▶ _STATED EXERCISE_
Go through each line of the records below and count those with the word "follows"; give only the total.

* * *

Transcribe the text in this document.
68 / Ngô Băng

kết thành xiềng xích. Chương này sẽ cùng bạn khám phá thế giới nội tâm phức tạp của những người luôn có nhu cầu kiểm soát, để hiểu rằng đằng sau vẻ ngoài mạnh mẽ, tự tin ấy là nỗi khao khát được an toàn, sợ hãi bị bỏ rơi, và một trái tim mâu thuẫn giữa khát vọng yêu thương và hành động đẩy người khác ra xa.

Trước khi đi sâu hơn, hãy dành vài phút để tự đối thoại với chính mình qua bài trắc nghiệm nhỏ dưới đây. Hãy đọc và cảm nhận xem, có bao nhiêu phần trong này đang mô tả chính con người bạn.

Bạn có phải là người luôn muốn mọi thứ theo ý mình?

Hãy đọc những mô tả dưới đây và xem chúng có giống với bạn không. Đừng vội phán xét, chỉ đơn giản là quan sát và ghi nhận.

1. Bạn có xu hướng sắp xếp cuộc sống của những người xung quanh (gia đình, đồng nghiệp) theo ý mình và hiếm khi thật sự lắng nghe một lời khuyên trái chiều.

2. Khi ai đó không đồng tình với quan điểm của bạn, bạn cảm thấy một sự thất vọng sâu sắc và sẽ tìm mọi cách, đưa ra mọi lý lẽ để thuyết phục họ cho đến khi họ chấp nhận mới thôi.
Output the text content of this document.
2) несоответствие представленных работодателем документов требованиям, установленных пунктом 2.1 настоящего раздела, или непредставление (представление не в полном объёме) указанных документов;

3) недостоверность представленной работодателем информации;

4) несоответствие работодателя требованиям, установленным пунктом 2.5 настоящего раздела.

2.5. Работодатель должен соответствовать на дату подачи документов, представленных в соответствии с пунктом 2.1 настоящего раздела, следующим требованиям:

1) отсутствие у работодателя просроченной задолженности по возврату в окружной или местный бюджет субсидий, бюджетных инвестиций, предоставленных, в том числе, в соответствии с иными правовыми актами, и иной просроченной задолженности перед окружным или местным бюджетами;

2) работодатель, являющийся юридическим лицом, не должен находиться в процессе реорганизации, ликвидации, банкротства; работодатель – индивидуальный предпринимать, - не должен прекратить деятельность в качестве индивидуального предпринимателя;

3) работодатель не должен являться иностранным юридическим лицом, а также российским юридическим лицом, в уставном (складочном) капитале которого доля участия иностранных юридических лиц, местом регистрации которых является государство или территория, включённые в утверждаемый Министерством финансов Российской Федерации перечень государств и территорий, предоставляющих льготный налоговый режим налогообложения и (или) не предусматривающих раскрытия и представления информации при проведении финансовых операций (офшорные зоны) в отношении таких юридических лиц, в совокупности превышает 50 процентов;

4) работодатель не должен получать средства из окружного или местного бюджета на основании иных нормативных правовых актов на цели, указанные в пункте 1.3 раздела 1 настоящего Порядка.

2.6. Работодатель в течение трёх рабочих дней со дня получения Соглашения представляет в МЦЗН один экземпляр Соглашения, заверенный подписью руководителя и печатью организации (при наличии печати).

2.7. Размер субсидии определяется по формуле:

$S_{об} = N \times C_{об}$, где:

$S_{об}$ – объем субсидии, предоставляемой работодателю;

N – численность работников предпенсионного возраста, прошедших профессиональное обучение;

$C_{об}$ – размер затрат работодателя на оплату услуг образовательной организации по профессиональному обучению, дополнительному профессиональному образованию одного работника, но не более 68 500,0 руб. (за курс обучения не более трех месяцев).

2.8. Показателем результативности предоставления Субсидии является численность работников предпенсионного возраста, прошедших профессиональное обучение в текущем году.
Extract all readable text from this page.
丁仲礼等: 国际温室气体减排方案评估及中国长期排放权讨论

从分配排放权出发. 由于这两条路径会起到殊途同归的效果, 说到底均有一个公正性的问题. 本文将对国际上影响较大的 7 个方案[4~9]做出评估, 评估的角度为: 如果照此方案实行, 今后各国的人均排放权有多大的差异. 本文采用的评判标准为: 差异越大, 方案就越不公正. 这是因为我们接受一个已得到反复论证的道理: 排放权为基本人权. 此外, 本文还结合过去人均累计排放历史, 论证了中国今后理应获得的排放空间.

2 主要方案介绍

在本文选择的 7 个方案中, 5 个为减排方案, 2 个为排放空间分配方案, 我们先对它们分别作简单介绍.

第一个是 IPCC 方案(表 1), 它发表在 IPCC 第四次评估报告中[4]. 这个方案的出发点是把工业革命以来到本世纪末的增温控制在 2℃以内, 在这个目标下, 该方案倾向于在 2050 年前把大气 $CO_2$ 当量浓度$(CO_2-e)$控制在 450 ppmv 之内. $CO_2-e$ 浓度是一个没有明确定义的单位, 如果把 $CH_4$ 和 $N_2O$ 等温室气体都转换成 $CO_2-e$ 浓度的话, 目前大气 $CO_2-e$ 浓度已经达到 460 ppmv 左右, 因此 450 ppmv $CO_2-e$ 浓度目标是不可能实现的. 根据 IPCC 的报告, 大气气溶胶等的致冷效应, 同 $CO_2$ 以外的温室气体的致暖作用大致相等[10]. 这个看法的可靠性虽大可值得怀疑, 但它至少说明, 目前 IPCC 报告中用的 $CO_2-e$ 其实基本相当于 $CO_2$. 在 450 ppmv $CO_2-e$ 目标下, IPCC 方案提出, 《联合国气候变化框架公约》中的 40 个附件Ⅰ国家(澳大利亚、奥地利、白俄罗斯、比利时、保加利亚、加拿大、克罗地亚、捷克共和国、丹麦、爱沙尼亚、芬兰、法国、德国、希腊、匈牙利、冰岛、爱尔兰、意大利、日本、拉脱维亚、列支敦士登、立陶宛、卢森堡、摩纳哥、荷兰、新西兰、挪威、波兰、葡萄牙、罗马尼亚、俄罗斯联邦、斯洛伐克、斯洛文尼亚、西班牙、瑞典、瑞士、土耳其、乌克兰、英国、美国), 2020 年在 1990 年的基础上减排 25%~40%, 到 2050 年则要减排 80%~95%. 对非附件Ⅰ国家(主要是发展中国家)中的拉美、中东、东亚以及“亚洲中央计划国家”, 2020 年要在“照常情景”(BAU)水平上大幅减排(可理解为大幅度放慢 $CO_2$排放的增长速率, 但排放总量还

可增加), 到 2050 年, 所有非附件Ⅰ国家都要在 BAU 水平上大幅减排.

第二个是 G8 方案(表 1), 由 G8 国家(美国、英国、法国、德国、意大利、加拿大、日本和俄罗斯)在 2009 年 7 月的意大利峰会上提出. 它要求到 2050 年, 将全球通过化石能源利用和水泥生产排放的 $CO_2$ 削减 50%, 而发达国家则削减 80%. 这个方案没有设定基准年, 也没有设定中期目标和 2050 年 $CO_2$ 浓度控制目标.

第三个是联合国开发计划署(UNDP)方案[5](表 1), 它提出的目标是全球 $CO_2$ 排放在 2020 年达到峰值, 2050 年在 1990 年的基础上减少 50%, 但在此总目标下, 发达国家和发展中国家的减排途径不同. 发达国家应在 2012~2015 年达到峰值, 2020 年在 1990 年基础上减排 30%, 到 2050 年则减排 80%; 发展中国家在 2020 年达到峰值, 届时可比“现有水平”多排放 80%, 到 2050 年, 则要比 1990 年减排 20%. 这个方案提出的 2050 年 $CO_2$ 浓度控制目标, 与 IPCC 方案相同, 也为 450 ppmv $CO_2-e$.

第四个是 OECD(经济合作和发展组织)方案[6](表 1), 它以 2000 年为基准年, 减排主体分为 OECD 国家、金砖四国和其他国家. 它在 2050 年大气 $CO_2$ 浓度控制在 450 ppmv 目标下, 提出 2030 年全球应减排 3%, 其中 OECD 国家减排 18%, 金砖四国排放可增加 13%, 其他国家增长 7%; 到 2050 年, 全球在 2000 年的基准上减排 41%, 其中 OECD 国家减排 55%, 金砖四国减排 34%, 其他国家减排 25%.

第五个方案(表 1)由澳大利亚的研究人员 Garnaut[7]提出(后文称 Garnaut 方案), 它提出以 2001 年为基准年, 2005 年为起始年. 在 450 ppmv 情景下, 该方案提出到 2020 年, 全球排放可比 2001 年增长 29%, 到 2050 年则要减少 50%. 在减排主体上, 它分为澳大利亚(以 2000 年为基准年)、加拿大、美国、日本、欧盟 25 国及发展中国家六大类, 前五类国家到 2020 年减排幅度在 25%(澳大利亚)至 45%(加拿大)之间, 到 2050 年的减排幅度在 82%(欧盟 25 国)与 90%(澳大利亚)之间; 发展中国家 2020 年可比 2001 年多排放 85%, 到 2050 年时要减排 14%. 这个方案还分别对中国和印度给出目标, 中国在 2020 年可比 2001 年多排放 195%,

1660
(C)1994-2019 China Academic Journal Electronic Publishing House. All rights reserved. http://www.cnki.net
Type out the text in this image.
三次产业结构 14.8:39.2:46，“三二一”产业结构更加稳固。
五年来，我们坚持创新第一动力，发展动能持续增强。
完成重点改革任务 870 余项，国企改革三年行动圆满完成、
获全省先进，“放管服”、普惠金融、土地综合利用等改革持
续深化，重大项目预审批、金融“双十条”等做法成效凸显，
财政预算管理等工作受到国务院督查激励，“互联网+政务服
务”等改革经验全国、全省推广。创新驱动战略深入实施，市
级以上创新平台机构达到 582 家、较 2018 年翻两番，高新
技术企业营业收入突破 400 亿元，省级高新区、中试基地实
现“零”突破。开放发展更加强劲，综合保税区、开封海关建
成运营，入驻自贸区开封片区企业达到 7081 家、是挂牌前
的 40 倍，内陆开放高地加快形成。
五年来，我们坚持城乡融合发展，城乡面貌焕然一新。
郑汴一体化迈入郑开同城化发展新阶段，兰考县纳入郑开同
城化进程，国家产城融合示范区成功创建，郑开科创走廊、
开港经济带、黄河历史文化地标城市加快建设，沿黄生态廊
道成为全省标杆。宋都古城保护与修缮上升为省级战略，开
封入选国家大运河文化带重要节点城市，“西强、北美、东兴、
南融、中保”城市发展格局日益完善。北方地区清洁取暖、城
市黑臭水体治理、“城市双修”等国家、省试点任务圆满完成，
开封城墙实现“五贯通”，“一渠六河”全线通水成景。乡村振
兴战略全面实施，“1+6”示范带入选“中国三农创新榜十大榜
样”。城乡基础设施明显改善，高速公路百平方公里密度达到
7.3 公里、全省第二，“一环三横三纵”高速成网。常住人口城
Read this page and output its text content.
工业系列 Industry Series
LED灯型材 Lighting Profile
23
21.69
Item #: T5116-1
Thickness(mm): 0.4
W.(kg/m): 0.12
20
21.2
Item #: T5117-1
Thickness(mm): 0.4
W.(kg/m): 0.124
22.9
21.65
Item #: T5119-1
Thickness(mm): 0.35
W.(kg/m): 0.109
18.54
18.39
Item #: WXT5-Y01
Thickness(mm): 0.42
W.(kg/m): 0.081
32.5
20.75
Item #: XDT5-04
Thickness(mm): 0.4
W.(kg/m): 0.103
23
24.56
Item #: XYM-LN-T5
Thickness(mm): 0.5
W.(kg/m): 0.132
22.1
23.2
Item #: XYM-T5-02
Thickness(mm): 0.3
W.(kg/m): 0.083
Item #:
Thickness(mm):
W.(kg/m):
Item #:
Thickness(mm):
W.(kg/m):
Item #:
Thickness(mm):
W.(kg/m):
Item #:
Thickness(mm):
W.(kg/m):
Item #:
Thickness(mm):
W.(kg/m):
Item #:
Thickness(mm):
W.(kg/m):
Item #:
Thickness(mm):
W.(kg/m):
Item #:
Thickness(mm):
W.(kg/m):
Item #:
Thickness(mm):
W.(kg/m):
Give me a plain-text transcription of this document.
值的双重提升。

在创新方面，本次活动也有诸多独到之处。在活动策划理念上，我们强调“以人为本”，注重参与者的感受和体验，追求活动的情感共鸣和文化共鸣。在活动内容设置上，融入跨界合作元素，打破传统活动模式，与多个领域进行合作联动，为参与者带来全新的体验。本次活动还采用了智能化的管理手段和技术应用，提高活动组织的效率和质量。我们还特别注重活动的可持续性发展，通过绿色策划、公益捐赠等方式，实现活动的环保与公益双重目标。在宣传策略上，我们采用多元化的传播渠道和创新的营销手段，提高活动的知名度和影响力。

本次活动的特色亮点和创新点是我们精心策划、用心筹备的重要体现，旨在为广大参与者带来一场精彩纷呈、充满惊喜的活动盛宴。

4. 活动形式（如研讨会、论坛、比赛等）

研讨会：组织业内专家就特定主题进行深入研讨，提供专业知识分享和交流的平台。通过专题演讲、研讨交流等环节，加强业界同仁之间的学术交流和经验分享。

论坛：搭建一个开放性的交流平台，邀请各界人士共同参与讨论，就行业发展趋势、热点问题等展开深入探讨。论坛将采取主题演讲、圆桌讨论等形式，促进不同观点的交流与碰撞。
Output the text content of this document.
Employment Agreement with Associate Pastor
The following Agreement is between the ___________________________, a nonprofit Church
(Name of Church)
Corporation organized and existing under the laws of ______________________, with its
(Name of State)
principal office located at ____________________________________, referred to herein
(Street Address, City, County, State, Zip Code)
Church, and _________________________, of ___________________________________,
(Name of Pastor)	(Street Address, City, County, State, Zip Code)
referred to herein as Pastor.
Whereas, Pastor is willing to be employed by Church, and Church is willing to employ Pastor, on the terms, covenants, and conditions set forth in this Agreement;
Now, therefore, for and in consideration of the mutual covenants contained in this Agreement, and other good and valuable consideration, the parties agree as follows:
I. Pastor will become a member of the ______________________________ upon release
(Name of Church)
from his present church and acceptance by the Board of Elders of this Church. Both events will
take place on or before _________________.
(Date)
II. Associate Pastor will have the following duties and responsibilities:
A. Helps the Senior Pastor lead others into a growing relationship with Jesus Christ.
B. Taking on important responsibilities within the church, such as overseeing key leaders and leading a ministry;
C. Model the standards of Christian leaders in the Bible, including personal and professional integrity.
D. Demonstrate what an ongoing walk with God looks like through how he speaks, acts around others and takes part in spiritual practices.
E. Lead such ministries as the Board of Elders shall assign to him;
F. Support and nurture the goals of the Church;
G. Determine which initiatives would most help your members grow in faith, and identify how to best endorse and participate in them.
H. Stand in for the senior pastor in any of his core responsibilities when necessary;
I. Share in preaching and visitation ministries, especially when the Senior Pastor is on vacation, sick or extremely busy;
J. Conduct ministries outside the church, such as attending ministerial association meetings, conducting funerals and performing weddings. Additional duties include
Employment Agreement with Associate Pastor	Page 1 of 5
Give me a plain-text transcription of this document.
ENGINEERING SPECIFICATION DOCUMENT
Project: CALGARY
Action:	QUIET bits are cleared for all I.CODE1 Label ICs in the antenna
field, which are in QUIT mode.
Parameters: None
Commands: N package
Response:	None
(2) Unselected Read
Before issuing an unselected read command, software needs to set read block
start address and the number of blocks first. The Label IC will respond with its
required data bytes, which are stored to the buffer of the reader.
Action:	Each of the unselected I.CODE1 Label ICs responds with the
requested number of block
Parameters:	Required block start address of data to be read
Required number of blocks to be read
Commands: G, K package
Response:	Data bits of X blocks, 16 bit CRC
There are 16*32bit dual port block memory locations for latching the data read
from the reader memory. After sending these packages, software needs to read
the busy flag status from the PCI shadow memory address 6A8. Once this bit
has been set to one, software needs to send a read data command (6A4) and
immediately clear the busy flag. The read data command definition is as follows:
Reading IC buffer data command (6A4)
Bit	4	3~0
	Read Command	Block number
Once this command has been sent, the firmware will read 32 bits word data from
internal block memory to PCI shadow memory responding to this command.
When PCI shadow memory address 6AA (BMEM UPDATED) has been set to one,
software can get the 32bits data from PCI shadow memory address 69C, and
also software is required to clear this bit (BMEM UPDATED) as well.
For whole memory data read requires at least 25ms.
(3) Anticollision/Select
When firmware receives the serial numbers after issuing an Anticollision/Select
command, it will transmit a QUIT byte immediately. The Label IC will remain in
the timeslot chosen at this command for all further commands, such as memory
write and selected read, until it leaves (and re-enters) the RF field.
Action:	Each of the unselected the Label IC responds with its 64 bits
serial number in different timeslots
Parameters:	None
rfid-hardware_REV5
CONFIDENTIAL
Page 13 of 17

* * *

▶ _ANSWER TO THIS EXERCISE_
2